▶ WRITTEN EXERCISE:
Leaving out the pictures, transcribe all of the records faithfully.

▶ AVAILABLE RECORDS:
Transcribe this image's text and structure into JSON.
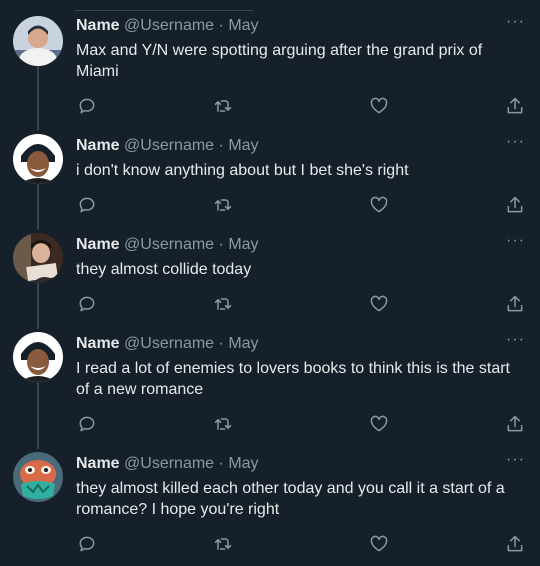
{
  "tweets": [
    {
      "name": "Name",
      "handle": "@Username",
      "dot": "·",
      "date": "May",
      "more": "···",
      "text": "Max and Y/N were spotting arguing after the grand prix of Miami",
      "avatar": "avatar-white-shirt"
    },
    {
      "name": "Name",
      "handle": "@Username",
      "dot": "·",
      "date": "May",
      "more": "···",
      "text": "i don't know anything about but I bet she's right",
      "avatar": "avatar-smiling-hat"
    },
    {
      "name": "Name",
      "handle": "@Username",
      "dot": "·",
      "date": "May",
      "more": "···",
      "text": "they almost collide today",
      "avatar": "avatar-reading"
    },
    {
      "name": "Name",
      "handle": "@Username",
      "dot": "·",
      "date": "May",
      "more": "···",
      "text": "I read a lot of enemies to lovers books to think this is the start of a new romance",
      "avatar": "avatar-smiling-hat"
    },
    {
      "name": "Name",
      "handle": "@Username",
      "dot": "·",
      "date": "May",
      "more": "···",
      "text": "they almost killed each other today and you call it a start of a romance? I hope you're right",
      "avatar": "avatar-cartoon-bird"
    }
  ],
  "colors": {
    "background": "#15202b",
    "text": "#e7e9ea",
    "secondary": "#8b98a5",
    "divider": "#38444d"
  },
  "icons": [
    "reply-icon",
    "retweet-icon",
    "like-icon",
    "share-icon",
    "more-icon"
  ]
}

▶ SOLUTION TO THIS EXERCISE:
Transcribe this image's text and structure into JSON.
{
  "tweets": [
    {
      "name": "Name",
      "handle": "@Username",
      "dot": "·",
      "date": "May",
      "more": "···",
      "text": "Max and Y/N were spotting arguing after the grand prix of Miami",
      "avatar": "avatar-white-shirt"
    },
    {
      "name": "Name",
      "handle": "@Username",
      "dot": "·",
      "date": "May",
      "more": "···",
      "text": "i don't know anything about but I bet she's right",
      "avatar": "avatar-smiling-hat"
    },
    {
      "name": "Name",
      "handle": "@Username",
      "dot": "·",
      "date": "May",
      "more": "···",
      "text": "they almost collide today",
      "avatar": "avatar-reading"
    },
    {
      "name": "Name",
      "handle": "@Username",
      "dot": "·",
      "date": "May",
      "more": "···",
      "text": "I read a lot of enemies to lovers books to think this is the start of a new romance",
      "avatar": "avatar-smiling-hat"
    },
    {
      "name": "Name",
      "handle": "@Username",
      "dot": "·",
      "date": "May",
      "more": "···",
      "text": "they almost killed each other today and you call it a start of a romance? I hope you're right",
      "avatar": "avatar-cartoon-bird"
    }
  ],
  "colors": {
    "background": "#15202b",
    "text": "#e7e9ea",
    "secondary": "#8b98a5",
    "divider": "#38444d"
  },
  "icons": [
    "reply-icon",
    "retweet-icon",
    "like-icon",
    "share-icon",
    "more-icon"
  ]
}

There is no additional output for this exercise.